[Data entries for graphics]

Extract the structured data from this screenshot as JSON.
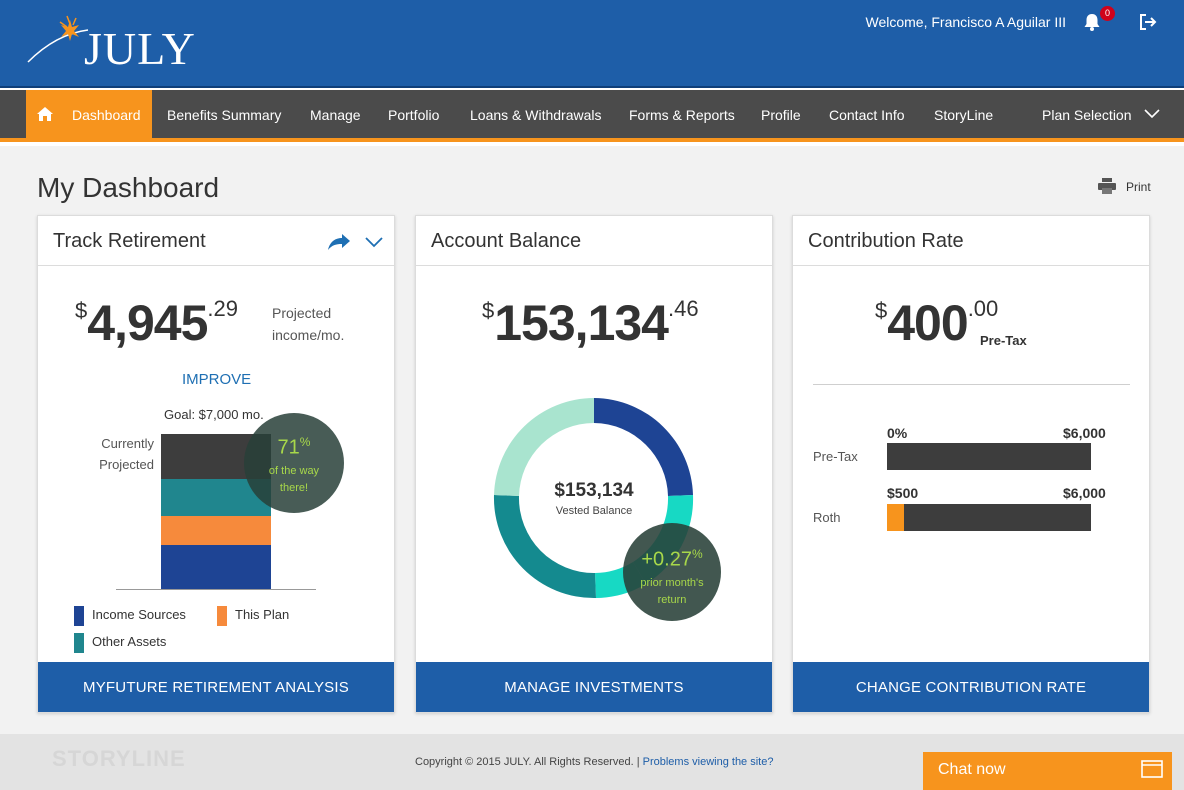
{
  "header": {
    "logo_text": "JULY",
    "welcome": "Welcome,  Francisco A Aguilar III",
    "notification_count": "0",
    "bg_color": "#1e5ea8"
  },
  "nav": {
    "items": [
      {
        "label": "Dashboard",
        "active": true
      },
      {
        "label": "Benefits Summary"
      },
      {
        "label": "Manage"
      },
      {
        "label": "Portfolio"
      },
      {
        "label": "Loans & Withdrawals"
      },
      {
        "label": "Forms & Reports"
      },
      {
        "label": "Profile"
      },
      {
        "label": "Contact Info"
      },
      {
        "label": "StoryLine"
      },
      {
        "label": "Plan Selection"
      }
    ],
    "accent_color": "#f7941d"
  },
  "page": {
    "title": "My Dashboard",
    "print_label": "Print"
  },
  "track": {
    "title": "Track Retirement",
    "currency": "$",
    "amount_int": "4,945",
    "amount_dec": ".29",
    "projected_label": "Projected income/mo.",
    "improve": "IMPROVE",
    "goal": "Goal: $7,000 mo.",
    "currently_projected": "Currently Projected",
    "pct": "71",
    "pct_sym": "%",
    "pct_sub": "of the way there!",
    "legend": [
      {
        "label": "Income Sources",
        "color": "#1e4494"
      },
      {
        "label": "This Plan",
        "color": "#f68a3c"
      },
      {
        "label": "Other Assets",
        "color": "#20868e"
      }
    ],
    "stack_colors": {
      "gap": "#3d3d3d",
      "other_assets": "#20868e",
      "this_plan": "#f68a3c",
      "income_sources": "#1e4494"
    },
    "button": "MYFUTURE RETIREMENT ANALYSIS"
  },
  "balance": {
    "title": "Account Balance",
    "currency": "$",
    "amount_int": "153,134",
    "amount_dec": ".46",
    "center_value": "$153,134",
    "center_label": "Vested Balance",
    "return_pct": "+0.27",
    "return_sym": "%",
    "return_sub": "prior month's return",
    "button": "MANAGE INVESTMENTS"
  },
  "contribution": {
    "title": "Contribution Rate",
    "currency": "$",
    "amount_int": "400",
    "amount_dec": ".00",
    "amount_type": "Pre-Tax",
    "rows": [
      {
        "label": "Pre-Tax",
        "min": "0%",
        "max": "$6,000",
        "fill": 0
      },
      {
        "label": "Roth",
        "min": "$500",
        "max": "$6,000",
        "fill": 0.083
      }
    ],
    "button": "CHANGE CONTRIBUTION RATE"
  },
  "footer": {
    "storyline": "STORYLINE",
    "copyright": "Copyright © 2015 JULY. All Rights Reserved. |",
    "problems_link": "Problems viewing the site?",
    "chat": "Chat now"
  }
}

» Stated exercise
In the lines above, locate the string "JULY". Copy every line where it occurs.

» Solution for this problem
    "logo_text": "JULY",
    "copyright": "Copyright © 2015 JULY. All Rights Reserved. |",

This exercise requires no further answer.